* **Problem description**
Reproduce the entire listing word for word.

[Items listed in a dataset]
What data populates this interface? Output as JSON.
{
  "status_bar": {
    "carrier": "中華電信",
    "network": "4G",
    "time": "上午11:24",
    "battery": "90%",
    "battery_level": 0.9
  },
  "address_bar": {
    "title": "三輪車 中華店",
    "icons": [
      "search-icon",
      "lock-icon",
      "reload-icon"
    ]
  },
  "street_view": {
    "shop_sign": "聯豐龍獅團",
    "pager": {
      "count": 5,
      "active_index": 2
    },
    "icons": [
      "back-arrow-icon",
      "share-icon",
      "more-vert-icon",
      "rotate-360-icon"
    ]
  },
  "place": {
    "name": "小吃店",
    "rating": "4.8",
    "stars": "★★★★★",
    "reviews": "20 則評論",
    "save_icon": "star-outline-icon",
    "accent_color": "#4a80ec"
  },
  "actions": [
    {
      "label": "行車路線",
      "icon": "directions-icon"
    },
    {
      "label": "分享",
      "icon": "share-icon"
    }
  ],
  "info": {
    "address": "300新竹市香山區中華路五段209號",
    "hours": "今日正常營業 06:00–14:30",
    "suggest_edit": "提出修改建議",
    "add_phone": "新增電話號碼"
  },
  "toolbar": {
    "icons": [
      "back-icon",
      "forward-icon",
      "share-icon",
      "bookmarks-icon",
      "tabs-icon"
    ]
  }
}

* **Result for this task**
What data populates this interface? Output as JSON.
{
  "status_bar": {
    "carrier": "中華電信",
    "network": "4G",
    "time": "上午11:24",
    "battery": "90%",
    "battery_level": 0.9
  },
  "address_bar": {
    "title": "三輪車 中華店",
    "icons": [
      "search-icon",
      "lock-icon",
      "reload-icon"
    ]
  },
  "street_view": {
    "shop_sign": "聯豐龍獅團",
    "pager": {
      "count": 5,
      "active_index": 2
    },
    "icons": [
      "back-arrow-icon",
      "share-icon",
      "more-vert-icon",
      "rotate-360-icon"
    ]
  },
  "place": {
    "name": "小吃店",
    "rating": "4.8",
    "stars": "★★★★★",
    "reviews": "20 則評論",
    "save_icon": "star-outline-icon",
    "accent_color": "#4a80ec"
  },
  "actions": [
    {
      "label": "行車路線",
      "icon": "directions-icon"
    },
    {
      "label": "分享",
      "icon": "share-icon"
    }
  ],
  "info": {
    "address": "300新竹市香山區中華路五段209號",
    "hours": "今日正常營業 06:00–14:30",
    "suggest_edit": "提出修改建議",
    "add_phone": "新增電話號碼"
  },
  "toolbar": {
    "icons": [
      "back-icon",
      "forward-icon",
      "share-icon",
      "bookmarks-icon",
      "tabs-icon"
    ]
  }
}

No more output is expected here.